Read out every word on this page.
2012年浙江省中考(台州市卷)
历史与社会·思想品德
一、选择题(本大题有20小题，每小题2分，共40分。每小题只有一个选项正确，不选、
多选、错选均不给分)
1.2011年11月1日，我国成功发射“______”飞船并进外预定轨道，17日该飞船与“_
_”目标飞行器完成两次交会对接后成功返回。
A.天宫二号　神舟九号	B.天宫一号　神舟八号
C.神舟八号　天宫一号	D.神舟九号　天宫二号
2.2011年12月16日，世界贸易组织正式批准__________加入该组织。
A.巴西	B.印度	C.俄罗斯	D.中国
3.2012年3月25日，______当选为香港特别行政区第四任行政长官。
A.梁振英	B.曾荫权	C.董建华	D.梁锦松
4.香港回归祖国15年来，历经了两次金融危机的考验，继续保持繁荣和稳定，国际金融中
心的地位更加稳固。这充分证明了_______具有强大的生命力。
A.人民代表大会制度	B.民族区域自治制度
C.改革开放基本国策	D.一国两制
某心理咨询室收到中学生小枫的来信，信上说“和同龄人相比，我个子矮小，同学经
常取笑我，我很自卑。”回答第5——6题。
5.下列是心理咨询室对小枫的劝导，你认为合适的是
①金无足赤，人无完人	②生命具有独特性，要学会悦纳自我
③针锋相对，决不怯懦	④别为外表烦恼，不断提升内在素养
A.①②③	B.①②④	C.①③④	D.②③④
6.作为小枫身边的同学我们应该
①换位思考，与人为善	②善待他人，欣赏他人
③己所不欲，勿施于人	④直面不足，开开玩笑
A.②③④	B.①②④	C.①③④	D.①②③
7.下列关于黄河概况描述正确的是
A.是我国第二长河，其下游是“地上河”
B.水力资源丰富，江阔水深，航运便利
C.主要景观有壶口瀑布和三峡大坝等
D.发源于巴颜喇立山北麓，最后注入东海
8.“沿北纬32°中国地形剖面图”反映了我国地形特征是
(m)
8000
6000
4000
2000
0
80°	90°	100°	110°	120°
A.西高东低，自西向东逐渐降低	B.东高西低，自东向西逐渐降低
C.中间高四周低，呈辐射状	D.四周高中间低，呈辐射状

- **BRIEF**
Output an exact copy of each record.

- **EXERCISE ANSWER**
Read out every word on this page.
2012年浙江省中考(台州市卷)
历史与社会·思想品德
一、选择题(本大题有20小题，每小题2分，共40分。每小题只有一个选项正确，不选、
多选、错选均不给分)
1.2011年11月1日，我国成功发射“______”飞船并进外预定轨道，17日该飞船与“_
_”目标飞行器完成两次交会对接后成功返回。
A.天宫二号　神舟九号	B.天宫一号　神舟八号
C.神舟八号　天宫一号	D.神舟九号　天宫二号
2.2011年12月16日，世界贸易组织正式批准__________加入该组织。
A.巴西	B.印度	C.俄罗斯	D.中国
3.2012年3月25日，______当选为香港特别行政区第四任行政长官。
A.梁振英	B.曾荫权	C.董建华	D.梁锦松
4.香港回归祖国15年来，历经了两次金融危机的考验，继续保持繁荣和稳定，国际金融中
心的地位更加稳固。这充分证明了_______具有强大的生命力。
A.人民代表大会制度	B.民族区域自治制度
C.改革开放基本国策	D.一国两制
某心理咨询室收到中学生小枫的来信，信上说“和同龄人相比，我个子矮小，同学经
常取笑我，我很自卑。”回答第5——6题。
5.下列是心理咨询室对小枫的劝导，你认为合适的是
①金无足赤，人无完人	②生命具有独特性，要学会悦纳自我
③针锋相对，决不怯懦	④别为外表烦恼，不断提升内在素养
A.①②③	B.①②④	C.①③④	D.②③④
6.作为小枫身边的同学我们应该
①换位思考，与人为善	②善待他人，欣赏他人
③己所不欲，勿施于人	④直面不足，开开玩笑
A.②③④	B.①②④	C.①③④	D.①②③
7.下列关于黄河概况描述正确的是
A.是我国第二长河，其下游是“地上河”
B.水力资源丰富，江阔水深，航运便利
C.主要景观有壶口瀑布和三峡大坝等
D.发源于巴颜喇立山北麓，最后注入东海
8.“沿北纬32°中国地形剖面图”反映了我国地形特征是
(m)
8000
6000
4000
2000
0
80°	90°	100°	110°	120°
A.西高东低，自西向东逐渐降低	B.东高西低，自东向西逐渐降低
C.中间高四周低，呈辐射状	D.四周高中间低，呈辐射状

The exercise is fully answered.